**Task statement:**
Restate each of the lines below word for word and drop every picture.

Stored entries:
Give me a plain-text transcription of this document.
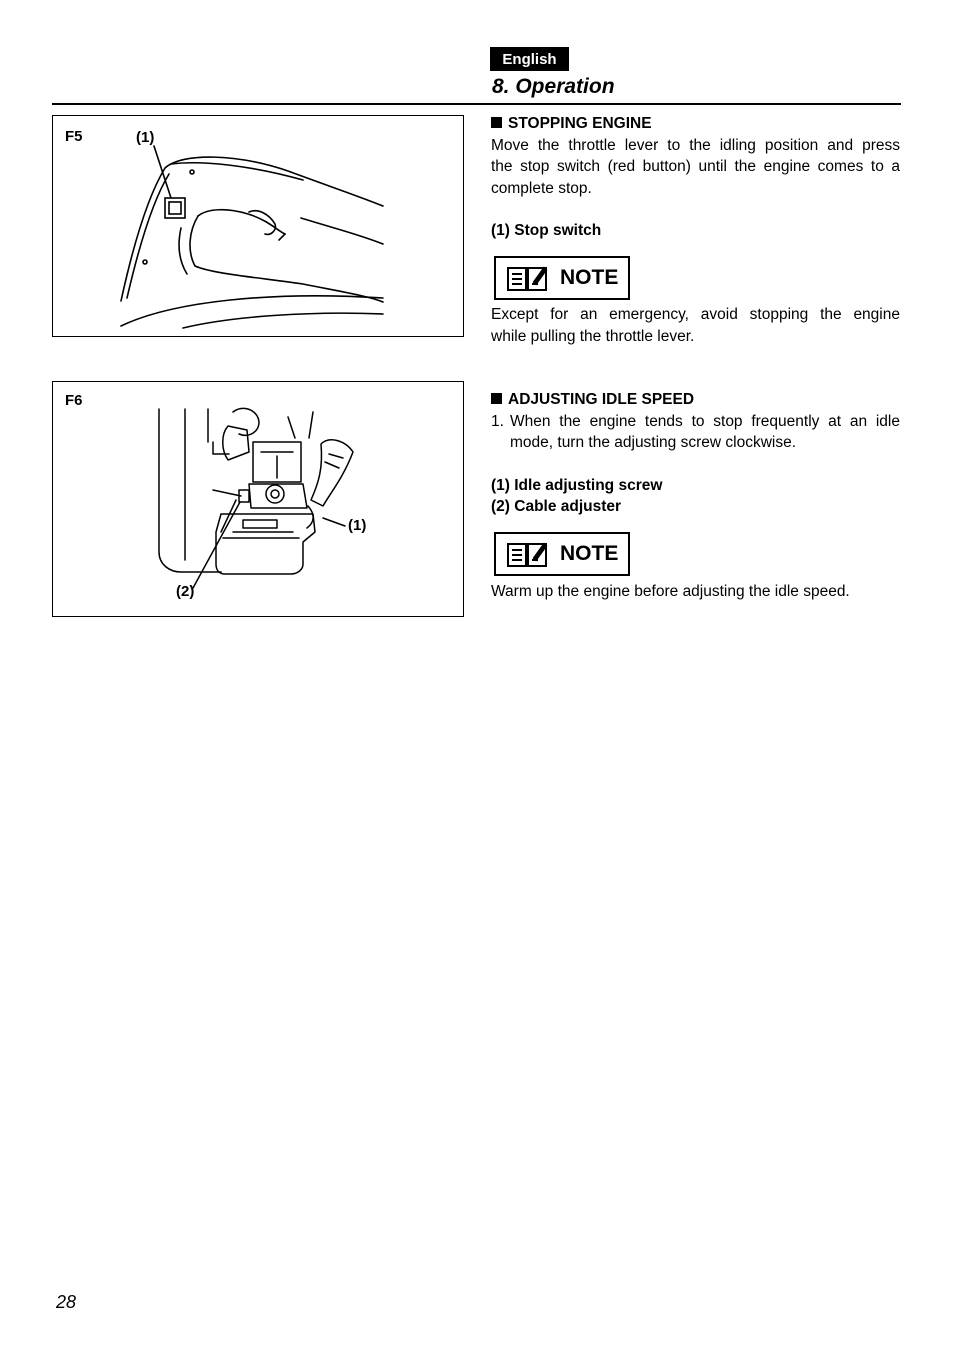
English
8. Operation
F5	(1)
F6
(1)
(2)
STOPPING ENGINE
Move the throttle lever to the idling position and press
the stop switch (red button) until the engine comes to a
complete stop.
(1) Stop switch
NOTE
Except for an emergency, avoid stopping the engine
while pulling the throttle lever.
ADJUSTING IDLE SPEED
1. When the engine tends to stop frequently at an idle
mode, turn the adjusting screw clockwise.
(1) Idle adjusting screw
(2) Cable adjuster
NOTE
Warm up the engine before adjusting the idle speed.
28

**Answer to the problem:**
Give me a plain-text transcription of this document.
English
8. Operation
F5	(1)
F6
(1)
(2)
STOPPING ENGINE
Move the throttle lever to the idling position and press
the stop switch (red button) until the engine comes to a
complete stop.
(1) Stop switch
NOTE
Except for an emergency, avoid stopping the engine
while pulling the throttle lever.
ADJUSTING IDLE SPEED
1. When the engine tends to stop frequently at an idle
mode, turn the adjusting screw clockwise.
(1) Idle adjusting screw
(2) Cable adjuster
NOTE
Warm up the engine before adjusting the idle speed.
28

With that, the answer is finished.